** Work to be completed **
Copy each line of the data below with the word "Kontrolowane".

+++ Data to use +++

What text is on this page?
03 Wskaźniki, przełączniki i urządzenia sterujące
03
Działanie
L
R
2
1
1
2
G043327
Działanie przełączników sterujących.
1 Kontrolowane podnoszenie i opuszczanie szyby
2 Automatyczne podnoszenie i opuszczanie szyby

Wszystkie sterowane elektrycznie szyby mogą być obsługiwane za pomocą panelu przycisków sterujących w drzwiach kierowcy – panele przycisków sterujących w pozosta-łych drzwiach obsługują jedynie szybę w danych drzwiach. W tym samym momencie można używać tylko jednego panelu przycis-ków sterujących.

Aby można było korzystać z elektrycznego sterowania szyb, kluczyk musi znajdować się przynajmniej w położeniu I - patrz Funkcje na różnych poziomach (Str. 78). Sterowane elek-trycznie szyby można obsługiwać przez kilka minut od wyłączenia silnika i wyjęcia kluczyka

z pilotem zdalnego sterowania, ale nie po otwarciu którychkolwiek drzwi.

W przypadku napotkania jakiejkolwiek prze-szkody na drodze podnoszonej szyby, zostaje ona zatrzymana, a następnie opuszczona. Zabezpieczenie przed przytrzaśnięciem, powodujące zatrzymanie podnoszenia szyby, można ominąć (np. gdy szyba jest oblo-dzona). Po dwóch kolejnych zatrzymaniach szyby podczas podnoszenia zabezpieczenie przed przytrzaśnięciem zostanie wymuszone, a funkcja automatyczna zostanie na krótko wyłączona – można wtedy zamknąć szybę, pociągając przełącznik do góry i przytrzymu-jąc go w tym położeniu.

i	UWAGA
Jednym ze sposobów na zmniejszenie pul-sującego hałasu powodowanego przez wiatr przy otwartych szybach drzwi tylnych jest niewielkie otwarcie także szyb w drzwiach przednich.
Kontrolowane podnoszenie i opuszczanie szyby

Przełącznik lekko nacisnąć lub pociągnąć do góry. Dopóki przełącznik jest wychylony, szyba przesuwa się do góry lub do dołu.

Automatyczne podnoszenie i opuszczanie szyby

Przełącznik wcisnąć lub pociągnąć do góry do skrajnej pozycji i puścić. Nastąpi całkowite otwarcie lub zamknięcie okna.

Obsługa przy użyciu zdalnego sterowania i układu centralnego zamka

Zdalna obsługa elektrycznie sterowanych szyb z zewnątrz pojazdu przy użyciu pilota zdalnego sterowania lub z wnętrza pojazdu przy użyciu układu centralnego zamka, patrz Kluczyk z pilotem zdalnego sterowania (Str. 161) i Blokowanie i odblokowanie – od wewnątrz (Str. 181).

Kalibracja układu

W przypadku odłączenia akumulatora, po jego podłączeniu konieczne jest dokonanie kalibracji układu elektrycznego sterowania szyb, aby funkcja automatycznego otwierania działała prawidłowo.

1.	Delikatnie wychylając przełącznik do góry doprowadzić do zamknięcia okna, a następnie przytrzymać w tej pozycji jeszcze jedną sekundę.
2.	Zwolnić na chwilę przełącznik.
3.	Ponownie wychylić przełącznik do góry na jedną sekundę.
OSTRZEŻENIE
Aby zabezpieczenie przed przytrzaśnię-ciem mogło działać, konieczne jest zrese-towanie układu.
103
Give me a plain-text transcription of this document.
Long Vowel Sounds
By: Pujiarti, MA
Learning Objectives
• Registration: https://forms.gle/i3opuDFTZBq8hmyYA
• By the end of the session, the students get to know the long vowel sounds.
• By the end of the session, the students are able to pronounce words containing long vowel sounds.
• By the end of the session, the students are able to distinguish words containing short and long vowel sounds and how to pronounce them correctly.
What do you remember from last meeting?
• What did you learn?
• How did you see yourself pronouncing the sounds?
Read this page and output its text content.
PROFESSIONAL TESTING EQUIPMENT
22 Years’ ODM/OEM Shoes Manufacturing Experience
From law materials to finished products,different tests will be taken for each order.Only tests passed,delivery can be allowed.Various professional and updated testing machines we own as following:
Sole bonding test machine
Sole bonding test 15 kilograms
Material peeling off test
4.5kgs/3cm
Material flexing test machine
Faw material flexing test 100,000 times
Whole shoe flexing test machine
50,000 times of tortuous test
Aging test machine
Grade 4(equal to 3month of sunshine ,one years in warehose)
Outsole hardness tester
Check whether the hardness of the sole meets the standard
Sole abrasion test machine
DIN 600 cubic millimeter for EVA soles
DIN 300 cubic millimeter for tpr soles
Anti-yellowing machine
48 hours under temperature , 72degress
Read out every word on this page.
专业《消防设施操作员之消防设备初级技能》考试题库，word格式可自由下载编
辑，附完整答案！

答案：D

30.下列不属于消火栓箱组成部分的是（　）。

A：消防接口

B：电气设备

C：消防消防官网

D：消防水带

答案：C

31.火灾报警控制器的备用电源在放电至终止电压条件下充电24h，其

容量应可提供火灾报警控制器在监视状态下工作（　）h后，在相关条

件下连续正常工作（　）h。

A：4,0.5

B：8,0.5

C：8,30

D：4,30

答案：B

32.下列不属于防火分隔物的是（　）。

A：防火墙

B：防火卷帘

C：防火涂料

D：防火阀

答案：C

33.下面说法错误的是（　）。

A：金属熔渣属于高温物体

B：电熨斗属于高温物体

+++

** Exercise response **
1 Kontrolowane podnoszenie i opuszczanie szyby
Kontrolowane podnoszenie i opuszczanie szyby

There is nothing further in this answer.